● **Dataset rows**
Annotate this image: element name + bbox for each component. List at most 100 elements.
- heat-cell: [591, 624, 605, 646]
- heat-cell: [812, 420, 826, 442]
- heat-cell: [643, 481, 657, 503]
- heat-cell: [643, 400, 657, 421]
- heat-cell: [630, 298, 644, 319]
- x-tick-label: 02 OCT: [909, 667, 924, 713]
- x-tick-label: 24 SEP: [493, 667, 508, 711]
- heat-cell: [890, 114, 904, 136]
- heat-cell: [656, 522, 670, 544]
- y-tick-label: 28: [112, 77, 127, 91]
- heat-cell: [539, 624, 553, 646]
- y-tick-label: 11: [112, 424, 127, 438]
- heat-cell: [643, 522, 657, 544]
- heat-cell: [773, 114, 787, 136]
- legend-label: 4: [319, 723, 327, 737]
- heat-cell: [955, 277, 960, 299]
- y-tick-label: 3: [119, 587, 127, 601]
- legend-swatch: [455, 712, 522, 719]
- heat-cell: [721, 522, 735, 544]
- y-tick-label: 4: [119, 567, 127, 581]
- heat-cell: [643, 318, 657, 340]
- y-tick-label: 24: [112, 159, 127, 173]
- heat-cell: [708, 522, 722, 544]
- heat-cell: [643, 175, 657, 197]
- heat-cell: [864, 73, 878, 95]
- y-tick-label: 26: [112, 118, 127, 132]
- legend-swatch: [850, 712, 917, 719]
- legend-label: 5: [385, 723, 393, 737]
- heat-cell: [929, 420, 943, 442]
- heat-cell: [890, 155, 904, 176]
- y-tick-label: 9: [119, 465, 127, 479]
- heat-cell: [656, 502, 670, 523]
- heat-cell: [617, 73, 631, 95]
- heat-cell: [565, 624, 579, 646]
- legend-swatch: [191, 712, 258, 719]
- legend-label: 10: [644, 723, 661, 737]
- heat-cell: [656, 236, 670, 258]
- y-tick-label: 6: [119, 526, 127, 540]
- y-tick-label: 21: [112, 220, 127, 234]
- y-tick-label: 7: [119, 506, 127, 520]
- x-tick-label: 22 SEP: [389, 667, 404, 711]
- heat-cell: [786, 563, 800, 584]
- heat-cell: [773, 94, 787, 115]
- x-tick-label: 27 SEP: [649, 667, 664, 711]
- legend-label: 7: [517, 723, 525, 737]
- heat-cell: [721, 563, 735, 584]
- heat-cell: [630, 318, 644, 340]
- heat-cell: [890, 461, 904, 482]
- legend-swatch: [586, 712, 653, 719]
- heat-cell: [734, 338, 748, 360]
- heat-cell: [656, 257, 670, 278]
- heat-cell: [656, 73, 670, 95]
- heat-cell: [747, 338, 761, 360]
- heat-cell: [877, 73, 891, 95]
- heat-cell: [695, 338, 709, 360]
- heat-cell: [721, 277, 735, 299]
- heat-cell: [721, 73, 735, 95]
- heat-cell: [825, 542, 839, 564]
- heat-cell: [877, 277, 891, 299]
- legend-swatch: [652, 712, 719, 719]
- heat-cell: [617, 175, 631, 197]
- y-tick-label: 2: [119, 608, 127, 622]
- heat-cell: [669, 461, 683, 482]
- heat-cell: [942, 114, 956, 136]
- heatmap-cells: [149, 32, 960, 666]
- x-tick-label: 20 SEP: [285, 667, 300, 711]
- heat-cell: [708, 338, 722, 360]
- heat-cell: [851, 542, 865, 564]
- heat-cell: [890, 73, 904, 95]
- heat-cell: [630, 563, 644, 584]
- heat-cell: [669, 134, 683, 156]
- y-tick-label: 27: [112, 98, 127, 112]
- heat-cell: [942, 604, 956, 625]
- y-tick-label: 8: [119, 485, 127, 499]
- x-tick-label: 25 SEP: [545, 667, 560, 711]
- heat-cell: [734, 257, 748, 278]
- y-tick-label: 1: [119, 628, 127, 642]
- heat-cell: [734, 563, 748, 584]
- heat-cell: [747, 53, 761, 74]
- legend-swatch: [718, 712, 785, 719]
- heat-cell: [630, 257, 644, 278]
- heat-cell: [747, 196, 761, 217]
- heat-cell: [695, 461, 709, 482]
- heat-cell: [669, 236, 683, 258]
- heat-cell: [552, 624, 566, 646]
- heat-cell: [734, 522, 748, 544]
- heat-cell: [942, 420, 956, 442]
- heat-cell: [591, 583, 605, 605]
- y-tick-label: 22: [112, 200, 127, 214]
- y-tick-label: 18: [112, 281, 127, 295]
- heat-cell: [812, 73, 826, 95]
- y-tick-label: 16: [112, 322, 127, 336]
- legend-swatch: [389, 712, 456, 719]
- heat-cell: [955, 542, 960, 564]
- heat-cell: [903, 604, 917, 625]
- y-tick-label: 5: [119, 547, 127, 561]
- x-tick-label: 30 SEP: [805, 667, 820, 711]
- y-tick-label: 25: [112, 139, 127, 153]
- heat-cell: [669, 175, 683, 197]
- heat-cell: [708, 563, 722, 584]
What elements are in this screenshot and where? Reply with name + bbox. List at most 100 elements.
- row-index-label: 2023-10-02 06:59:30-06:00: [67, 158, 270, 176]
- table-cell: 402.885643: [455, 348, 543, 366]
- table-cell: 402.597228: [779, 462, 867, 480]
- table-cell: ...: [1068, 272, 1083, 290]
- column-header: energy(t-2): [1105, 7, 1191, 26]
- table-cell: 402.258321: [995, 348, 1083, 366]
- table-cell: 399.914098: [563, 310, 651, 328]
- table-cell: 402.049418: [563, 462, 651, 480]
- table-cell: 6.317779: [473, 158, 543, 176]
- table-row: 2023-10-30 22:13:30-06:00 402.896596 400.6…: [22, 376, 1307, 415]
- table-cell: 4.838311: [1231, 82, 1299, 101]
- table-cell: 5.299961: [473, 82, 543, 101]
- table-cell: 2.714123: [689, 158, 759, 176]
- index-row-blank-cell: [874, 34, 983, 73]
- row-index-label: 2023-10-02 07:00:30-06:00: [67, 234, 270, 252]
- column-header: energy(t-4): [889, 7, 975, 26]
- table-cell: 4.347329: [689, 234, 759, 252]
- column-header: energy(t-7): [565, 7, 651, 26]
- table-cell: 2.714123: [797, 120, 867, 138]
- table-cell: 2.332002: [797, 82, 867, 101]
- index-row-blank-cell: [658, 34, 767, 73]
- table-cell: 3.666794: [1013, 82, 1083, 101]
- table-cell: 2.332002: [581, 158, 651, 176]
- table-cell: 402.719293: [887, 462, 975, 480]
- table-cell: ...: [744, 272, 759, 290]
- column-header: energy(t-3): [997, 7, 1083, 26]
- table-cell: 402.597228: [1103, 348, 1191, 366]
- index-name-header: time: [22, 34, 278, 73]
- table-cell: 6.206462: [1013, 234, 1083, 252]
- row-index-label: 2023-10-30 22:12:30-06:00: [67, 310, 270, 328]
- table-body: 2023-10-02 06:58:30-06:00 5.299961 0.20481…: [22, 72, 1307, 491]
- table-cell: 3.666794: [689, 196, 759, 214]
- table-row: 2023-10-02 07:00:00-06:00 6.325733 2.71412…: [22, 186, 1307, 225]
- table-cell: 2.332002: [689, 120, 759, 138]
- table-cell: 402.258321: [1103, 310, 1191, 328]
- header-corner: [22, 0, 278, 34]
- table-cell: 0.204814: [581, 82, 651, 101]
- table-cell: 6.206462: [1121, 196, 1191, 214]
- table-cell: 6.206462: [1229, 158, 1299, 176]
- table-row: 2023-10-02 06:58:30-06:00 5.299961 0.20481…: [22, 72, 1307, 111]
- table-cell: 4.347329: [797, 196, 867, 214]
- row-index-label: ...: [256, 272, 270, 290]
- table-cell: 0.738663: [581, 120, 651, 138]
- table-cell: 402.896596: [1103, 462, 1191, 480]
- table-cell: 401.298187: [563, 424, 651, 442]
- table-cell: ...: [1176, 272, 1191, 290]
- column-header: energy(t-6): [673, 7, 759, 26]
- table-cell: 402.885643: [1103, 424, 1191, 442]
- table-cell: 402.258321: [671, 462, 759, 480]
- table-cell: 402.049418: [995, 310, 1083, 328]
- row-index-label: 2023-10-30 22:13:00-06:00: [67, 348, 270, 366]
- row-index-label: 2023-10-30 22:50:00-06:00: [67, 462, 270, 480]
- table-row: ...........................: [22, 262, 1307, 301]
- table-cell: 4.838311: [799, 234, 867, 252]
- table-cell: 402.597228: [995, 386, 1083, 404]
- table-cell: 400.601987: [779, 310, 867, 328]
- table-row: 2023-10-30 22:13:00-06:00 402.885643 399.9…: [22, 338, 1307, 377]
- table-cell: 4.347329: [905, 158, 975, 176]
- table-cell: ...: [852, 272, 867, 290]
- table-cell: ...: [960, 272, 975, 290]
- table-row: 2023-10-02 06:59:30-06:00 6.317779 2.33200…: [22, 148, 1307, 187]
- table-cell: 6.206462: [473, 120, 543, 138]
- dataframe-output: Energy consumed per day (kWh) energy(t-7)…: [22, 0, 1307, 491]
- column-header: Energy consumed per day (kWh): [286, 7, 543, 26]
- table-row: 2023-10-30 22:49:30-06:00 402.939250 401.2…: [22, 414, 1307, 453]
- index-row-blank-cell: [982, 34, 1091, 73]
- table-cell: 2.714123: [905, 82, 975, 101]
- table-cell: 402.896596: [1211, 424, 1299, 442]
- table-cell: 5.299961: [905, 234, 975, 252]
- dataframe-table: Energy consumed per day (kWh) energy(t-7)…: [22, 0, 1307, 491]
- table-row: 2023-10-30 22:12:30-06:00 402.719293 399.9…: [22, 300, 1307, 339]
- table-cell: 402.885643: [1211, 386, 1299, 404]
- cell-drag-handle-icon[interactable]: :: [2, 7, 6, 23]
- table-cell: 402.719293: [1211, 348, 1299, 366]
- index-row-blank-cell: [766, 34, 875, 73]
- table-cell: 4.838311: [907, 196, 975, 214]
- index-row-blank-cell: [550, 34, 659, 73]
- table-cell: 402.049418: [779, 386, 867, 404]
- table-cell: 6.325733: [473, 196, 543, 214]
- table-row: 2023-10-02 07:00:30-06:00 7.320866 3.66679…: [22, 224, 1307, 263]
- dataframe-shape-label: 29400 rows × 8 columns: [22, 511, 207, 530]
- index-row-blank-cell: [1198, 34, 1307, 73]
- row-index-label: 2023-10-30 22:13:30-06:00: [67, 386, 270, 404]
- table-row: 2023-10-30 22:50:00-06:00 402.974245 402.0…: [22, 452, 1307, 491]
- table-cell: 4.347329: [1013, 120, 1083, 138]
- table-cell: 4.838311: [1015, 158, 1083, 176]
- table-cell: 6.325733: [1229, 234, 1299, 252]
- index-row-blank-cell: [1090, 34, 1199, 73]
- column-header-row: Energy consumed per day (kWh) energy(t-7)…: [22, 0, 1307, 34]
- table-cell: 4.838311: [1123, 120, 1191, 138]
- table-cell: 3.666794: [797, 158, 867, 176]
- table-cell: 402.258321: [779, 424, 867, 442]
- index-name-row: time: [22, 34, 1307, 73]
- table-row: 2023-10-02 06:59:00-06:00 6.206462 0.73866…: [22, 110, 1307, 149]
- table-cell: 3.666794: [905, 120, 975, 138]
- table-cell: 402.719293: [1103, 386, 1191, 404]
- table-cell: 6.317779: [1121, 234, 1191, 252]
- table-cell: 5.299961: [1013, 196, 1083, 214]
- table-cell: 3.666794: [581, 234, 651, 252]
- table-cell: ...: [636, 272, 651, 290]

● **What is expected**
Copy the data word for word, from its first line down to and including the line with "- heat-cell: [630, 298, 644, 319]".

● **Task output**
Annotate this image: element name + bbox for each component. List at most 100 elements.
- heat-cell: [591, 624, 605, 646]
- heat-cell: [812, 420, 826, 442]
- heat-cell: [643, 481, 657, 503]
- heat-cell: [643, 400, 657, 421]
- heat-cell: [630, 298, 644, 319]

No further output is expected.